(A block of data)

** Begin **

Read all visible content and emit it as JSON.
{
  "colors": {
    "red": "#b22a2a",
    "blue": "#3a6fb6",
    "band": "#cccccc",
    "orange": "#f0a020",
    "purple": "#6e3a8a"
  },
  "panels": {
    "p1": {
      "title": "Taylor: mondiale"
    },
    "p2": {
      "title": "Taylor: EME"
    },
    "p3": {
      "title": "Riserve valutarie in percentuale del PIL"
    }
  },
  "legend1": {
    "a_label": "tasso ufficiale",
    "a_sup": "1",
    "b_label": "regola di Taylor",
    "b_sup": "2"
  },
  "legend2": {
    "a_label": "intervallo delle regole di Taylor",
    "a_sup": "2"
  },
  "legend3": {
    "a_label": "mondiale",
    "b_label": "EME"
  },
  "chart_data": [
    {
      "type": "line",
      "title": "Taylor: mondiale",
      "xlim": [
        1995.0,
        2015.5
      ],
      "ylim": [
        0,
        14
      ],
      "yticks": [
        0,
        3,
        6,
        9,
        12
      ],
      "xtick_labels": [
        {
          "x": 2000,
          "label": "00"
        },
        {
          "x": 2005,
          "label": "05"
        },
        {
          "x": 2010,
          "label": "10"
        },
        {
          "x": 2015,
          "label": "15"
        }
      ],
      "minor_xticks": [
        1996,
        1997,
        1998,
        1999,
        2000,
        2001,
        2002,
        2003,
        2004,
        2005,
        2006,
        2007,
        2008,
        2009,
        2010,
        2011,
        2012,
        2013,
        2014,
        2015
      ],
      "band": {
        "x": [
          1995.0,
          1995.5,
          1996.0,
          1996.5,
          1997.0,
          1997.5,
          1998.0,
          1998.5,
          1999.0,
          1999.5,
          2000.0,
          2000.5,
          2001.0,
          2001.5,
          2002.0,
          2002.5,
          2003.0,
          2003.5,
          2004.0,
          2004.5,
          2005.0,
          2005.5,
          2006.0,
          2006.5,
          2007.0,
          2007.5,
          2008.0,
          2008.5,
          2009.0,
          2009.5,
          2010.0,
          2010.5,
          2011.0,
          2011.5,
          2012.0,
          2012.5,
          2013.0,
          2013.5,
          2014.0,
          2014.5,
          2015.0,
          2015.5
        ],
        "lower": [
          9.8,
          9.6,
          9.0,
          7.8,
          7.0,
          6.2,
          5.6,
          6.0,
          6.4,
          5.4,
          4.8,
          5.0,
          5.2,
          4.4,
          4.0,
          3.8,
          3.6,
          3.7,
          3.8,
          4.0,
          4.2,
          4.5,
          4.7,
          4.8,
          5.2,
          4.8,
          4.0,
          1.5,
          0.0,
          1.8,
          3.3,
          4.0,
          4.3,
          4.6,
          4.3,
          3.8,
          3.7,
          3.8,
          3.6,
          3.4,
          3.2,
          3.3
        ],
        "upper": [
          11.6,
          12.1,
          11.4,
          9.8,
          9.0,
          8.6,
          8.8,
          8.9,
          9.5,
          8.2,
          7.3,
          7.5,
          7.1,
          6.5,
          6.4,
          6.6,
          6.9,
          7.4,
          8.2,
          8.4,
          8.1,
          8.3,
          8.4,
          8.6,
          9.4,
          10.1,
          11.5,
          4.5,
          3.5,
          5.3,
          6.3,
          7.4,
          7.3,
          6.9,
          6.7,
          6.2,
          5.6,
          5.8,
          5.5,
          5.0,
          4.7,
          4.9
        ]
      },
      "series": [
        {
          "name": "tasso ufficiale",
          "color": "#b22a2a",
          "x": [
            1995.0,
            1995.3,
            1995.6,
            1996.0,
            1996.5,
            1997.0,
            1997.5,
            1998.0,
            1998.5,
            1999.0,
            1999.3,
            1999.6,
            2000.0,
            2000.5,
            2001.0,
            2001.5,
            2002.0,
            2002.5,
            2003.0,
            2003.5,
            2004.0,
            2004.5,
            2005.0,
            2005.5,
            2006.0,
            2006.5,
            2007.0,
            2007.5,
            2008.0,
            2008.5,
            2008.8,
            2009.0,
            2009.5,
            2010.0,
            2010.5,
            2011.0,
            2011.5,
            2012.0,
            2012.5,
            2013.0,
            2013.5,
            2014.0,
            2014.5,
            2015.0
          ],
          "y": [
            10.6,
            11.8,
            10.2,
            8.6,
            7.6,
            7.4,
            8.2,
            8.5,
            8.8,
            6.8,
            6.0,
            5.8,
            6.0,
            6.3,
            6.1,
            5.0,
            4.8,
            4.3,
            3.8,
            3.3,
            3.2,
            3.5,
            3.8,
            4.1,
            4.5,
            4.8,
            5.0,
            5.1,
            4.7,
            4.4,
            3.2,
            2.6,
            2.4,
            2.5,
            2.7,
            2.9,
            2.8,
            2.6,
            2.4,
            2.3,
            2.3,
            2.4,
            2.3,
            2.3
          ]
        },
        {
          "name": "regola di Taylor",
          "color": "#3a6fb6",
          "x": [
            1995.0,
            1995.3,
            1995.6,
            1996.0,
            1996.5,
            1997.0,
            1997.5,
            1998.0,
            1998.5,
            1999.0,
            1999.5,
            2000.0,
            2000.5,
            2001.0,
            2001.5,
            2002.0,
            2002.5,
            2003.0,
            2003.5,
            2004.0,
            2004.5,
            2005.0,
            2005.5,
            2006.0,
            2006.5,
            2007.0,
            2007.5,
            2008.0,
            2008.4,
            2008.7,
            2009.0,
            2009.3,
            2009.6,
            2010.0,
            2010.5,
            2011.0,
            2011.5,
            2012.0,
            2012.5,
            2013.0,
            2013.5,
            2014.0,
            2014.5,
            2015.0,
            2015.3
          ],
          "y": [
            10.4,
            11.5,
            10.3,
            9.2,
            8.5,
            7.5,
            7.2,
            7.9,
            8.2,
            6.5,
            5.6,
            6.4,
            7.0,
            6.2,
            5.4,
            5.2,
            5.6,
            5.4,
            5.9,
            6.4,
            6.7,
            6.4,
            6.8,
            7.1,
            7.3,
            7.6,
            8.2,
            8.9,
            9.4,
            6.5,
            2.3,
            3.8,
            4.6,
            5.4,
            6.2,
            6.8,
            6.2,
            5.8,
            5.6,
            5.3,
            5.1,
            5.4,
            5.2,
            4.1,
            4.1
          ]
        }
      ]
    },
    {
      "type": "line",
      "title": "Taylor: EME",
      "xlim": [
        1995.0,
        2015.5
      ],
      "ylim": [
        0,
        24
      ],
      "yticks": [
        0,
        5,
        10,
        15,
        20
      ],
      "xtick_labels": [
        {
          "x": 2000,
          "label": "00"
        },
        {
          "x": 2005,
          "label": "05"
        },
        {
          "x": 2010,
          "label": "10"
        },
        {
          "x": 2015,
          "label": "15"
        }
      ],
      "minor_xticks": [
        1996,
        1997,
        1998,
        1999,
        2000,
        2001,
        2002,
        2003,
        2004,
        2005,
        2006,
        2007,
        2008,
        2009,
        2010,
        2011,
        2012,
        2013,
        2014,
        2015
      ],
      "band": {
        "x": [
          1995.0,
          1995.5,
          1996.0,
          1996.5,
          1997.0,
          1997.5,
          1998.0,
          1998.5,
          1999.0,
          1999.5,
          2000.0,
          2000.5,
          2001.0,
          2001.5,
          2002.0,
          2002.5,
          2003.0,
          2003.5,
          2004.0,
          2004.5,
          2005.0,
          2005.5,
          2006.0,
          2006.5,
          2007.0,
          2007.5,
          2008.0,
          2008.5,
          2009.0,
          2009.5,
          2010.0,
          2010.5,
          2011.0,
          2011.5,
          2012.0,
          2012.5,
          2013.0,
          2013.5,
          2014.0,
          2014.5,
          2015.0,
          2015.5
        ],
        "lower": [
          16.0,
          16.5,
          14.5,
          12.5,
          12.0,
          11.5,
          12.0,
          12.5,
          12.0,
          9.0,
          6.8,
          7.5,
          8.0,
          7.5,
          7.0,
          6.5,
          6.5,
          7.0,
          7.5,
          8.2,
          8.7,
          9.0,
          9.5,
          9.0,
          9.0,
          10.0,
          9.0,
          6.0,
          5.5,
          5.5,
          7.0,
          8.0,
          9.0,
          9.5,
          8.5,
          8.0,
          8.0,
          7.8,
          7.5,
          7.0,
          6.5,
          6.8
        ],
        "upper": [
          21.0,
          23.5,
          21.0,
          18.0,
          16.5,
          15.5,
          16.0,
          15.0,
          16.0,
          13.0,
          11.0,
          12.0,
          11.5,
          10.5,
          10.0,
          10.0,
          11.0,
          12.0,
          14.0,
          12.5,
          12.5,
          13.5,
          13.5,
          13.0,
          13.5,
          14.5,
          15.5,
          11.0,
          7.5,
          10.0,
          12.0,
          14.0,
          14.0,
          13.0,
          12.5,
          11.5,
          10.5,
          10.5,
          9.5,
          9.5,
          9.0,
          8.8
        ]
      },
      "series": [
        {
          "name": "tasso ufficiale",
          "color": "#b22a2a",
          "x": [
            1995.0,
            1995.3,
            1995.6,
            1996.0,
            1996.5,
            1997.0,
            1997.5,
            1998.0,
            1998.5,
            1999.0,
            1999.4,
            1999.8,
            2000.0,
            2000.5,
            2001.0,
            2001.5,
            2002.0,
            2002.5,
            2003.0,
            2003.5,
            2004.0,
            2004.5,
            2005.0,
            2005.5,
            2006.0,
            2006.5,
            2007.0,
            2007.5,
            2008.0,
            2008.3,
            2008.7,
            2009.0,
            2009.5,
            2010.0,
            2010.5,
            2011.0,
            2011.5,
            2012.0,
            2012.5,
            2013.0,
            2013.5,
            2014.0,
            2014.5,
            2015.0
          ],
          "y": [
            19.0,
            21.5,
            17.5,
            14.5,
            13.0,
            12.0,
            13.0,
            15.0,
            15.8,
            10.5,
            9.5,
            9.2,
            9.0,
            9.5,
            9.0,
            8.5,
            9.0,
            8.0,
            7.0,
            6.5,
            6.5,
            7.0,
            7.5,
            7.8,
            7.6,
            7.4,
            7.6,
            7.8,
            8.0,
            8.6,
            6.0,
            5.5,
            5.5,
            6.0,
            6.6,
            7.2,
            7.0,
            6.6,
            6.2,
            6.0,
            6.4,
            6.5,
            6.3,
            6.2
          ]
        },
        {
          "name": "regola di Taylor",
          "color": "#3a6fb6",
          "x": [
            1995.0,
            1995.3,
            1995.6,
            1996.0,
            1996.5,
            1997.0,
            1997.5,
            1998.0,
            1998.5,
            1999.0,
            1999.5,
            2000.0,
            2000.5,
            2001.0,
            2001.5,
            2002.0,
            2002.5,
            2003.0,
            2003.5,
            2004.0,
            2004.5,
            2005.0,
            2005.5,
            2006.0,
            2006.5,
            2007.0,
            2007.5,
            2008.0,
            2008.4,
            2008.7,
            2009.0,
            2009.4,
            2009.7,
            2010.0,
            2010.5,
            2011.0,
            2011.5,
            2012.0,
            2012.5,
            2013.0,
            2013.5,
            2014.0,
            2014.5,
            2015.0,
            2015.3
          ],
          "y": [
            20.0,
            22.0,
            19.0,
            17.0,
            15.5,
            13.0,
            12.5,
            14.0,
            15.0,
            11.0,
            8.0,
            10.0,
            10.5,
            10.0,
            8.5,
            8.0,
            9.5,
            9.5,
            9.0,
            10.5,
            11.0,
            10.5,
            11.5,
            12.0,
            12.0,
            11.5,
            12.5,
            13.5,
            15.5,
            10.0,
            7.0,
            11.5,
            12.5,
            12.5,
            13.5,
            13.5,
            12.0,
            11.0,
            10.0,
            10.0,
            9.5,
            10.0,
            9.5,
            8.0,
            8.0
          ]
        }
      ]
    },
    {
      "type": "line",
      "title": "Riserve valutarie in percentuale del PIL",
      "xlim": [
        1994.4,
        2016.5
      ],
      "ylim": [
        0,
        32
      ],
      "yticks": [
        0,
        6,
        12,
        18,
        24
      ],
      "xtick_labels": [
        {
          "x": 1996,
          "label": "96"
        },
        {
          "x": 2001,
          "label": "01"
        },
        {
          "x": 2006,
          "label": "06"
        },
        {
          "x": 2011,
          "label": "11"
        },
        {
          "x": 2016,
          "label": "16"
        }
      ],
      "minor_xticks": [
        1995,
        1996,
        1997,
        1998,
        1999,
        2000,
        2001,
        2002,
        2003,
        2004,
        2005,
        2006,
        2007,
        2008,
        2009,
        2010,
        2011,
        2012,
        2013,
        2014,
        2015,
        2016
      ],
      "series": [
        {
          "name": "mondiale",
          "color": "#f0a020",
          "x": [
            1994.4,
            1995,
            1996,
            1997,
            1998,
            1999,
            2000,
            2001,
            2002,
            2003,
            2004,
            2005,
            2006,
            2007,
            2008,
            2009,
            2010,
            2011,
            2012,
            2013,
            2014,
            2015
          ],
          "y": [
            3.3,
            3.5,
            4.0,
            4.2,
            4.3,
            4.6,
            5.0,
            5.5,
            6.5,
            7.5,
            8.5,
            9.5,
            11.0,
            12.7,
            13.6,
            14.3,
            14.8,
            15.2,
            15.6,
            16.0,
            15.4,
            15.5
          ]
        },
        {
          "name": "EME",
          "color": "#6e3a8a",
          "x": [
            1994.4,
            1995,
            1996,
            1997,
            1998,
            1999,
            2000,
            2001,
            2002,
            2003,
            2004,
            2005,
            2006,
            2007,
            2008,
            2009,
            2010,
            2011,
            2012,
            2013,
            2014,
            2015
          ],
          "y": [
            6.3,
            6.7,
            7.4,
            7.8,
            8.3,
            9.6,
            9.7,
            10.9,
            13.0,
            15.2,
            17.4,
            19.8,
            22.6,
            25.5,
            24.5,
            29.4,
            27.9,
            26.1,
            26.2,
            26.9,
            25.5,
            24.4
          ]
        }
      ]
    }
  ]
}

** End **

Search the preceding listing for "percentuale" and extract every line where it is found.

▶ [Final result]
      "title": "Riserve valutarie in percentuale del PIL"
      "title": "Riserve valutarie in percentuale del PIL",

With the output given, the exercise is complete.